Written exercise ::
Extract, from the listing that follows, each line containing the word "document".
--- begin Data supplied ---
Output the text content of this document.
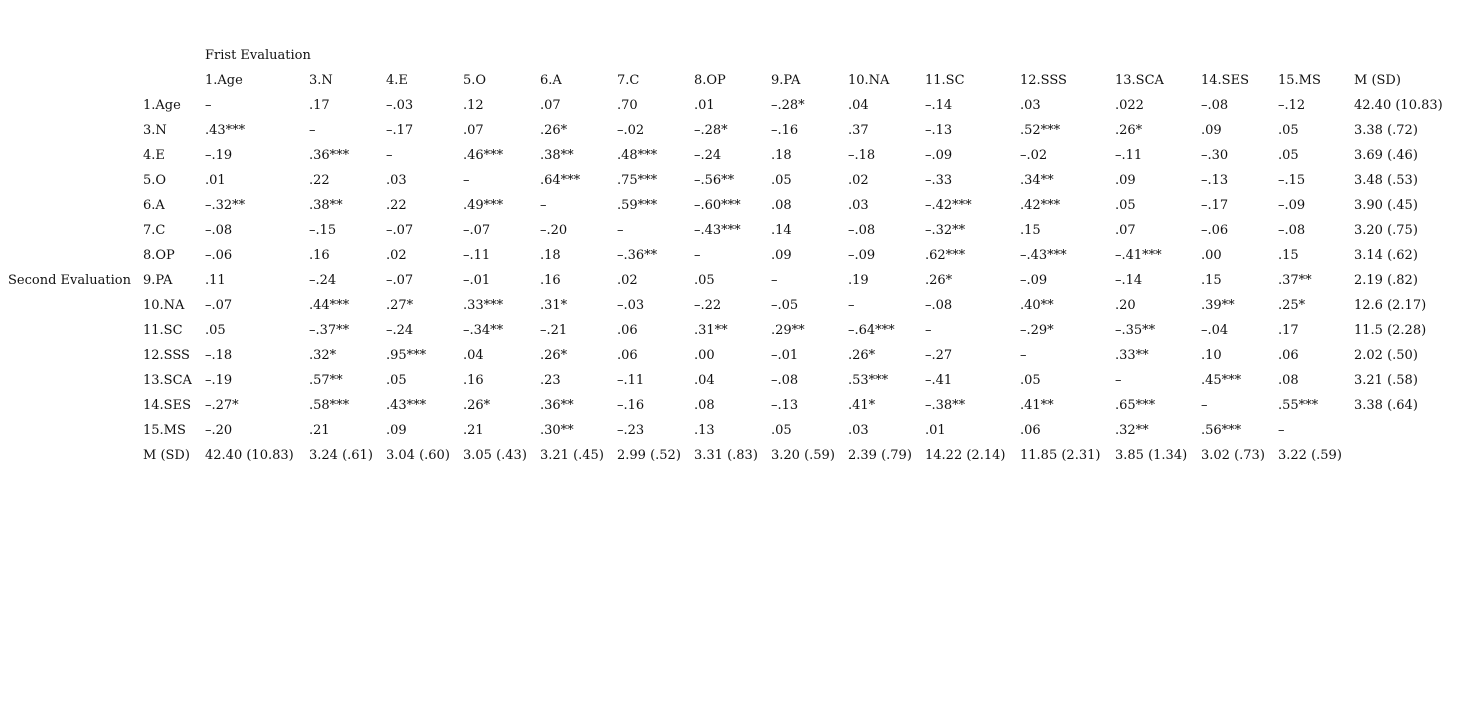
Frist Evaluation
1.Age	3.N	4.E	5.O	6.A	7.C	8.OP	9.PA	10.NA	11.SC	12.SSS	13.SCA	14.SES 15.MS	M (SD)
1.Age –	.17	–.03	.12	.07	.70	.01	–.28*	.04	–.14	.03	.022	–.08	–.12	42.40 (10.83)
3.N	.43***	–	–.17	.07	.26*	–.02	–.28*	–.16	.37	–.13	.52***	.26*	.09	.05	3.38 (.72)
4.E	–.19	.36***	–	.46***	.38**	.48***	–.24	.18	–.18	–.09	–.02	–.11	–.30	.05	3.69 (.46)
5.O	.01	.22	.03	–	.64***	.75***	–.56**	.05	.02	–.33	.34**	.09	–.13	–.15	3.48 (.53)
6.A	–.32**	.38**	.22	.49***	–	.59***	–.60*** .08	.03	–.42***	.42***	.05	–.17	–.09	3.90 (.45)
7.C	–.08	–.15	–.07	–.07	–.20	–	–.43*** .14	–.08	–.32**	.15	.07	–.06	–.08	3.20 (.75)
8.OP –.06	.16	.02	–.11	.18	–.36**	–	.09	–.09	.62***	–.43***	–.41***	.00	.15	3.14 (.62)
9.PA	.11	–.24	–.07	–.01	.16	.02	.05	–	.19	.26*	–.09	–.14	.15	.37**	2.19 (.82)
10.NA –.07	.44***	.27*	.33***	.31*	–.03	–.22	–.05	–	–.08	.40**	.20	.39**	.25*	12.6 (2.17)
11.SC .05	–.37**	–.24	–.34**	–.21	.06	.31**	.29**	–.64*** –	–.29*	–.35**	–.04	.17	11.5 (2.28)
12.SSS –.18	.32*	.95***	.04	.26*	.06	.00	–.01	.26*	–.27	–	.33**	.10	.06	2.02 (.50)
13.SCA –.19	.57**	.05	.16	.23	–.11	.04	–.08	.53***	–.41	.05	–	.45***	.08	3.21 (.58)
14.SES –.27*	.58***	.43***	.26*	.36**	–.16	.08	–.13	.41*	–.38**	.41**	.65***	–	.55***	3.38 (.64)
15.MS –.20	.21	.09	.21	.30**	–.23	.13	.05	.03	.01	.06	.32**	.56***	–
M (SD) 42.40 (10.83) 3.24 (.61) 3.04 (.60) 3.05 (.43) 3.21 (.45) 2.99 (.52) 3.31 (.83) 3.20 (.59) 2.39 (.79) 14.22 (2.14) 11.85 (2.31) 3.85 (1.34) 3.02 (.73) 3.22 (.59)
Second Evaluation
--- end Data supplied ---
--- begin Data supplied ---
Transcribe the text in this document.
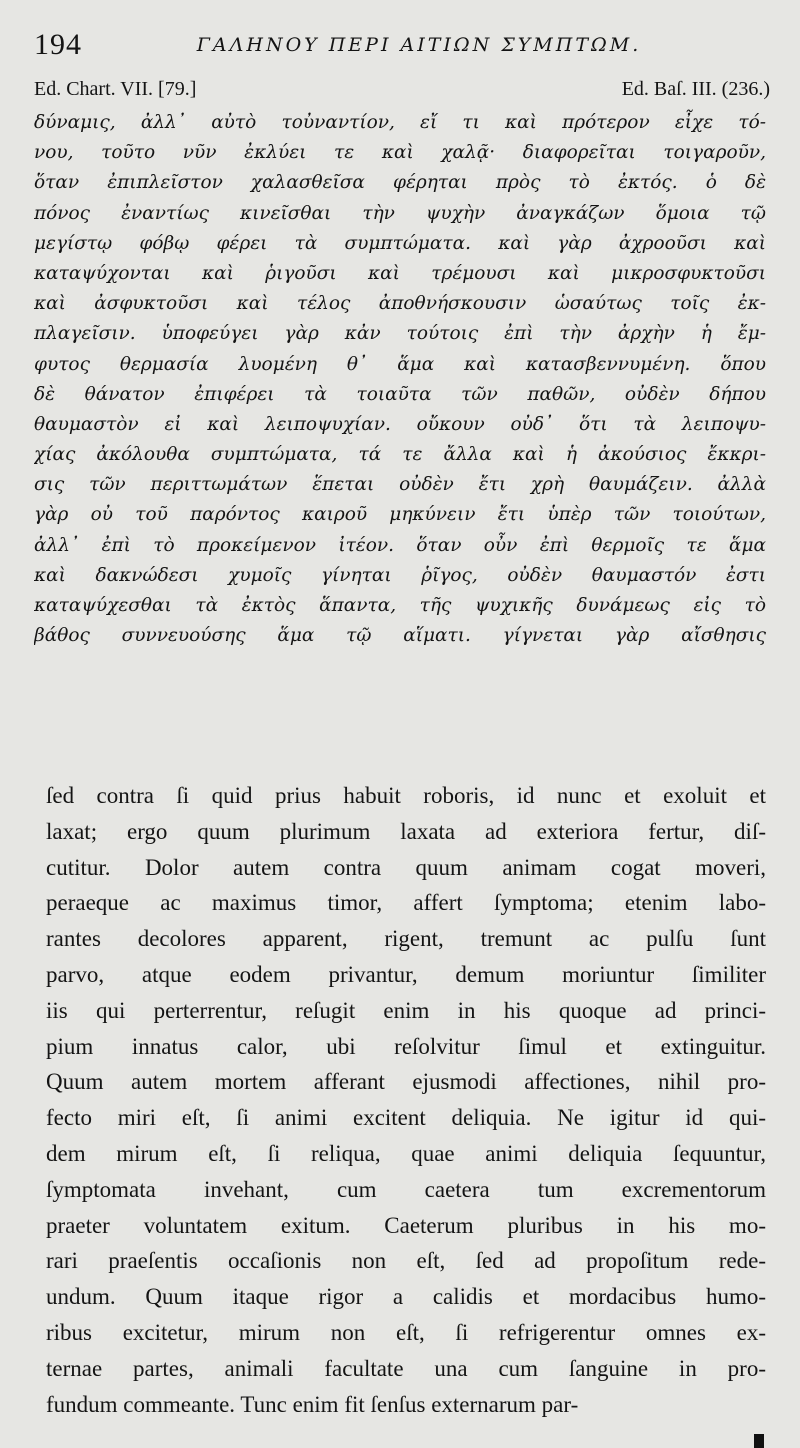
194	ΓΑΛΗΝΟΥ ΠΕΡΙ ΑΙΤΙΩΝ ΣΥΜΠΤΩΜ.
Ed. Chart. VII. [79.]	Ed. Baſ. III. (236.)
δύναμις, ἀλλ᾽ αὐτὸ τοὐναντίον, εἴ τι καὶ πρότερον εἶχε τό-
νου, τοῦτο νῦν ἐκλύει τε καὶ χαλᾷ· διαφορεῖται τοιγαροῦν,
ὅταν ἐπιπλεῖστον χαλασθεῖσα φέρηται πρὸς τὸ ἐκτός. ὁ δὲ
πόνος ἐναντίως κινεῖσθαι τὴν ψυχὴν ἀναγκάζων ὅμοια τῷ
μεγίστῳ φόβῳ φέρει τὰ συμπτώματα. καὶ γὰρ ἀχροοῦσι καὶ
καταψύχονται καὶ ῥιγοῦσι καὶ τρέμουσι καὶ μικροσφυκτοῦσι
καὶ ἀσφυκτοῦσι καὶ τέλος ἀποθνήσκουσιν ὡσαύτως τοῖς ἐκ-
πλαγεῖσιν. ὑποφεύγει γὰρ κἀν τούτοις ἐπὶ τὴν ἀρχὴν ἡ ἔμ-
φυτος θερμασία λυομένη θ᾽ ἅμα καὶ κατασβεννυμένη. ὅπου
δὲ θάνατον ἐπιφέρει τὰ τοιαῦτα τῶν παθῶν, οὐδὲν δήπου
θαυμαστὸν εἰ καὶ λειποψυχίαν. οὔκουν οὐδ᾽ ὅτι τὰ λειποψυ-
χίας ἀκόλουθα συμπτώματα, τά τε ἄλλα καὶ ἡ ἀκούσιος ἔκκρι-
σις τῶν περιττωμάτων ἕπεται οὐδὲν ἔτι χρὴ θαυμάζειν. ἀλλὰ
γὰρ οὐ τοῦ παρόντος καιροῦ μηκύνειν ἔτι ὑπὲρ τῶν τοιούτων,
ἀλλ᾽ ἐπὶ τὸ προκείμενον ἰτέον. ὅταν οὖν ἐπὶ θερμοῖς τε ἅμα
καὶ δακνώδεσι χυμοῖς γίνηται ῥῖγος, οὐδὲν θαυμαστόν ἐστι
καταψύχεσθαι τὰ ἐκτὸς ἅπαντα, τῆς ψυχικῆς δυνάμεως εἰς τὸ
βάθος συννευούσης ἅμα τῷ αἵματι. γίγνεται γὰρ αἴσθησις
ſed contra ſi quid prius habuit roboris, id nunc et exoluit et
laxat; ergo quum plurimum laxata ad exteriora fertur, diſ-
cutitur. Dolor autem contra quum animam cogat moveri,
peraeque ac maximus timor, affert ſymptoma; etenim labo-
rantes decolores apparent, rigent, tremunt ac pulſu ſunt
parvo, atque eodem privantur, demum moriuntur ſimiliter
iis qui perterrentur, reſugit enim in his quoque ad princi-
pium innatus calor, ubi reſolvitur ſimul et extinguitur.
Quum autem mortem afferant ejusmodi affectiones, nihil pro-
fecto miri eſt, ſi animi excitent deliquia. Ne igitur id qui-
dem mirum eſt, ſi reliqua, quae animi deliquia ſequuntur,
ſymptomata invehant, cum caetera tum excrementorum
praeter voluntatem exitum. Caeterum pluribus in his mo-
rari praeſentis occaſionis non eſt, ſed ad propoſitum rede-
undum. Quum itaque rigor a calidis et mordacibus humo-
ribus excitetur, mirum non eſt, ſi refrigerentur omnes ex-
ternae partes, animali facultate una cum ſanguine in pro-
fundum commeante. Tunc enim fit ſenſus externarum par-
--- end Data supplied ---
--- begin Data supplied ---
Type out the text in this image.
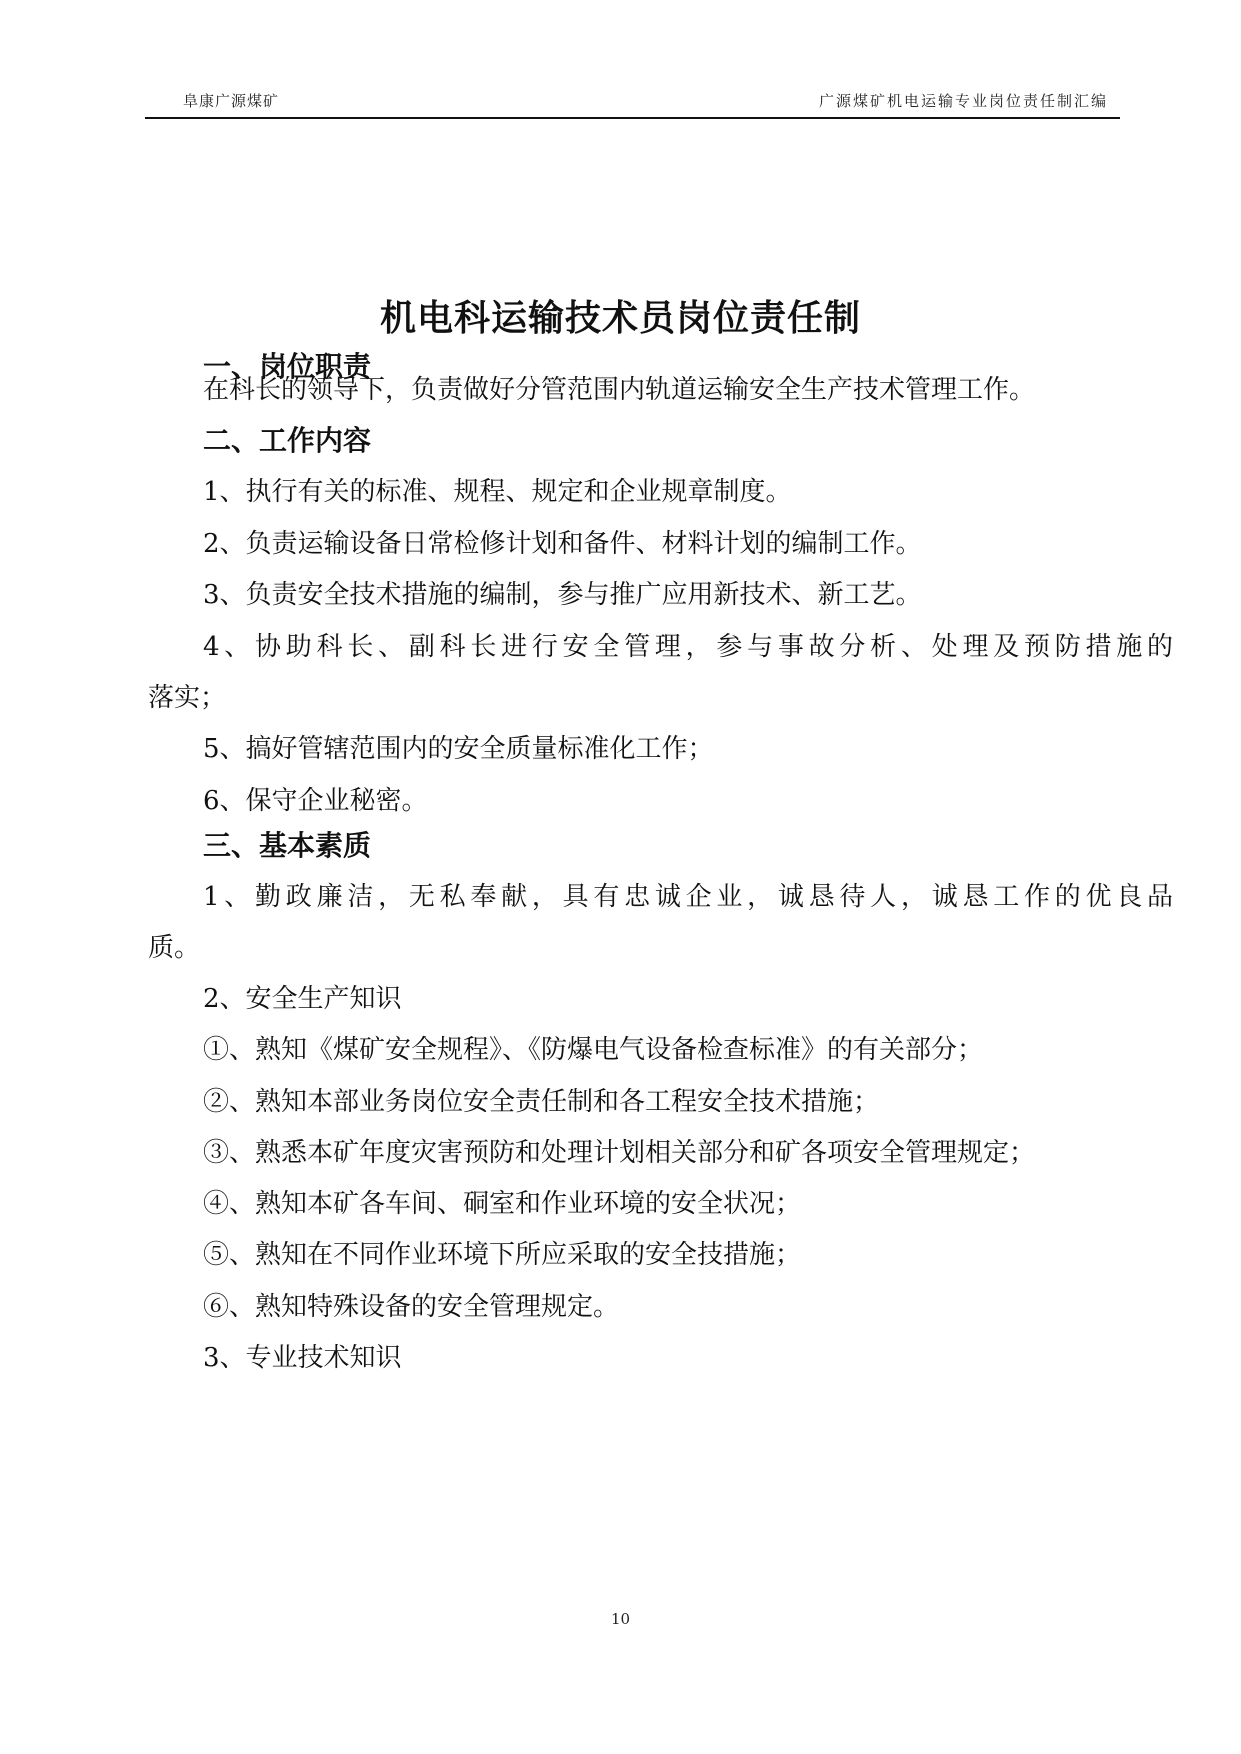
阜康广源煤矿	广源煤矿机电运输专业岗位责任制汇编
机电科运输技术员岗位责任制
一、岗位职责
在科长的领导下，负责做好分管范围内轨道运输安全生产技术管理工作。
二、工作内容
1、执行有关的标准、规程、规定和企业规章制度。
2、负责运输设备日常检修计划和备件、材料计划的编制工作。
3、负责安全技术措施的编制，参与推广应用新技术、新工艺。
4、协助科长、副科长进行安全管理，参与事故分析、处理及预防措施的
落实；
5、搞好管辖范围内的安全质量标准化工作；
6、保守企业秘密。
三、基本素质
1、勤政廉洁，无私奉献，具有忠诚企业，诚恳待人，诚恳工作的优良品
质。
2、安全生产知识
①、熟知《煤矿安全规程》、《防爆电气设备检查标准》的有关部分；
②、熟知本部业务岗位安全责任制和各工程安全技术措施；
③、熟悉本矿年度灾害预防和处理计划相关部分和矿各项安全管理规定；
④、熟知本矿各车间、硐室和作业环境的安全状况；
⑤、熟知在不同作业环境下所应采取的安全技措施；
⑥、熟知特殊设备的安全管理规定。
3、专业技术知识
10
--- end Data supplied ---
Task response ::
Output the text content of this document.
Transcribe the text in this document.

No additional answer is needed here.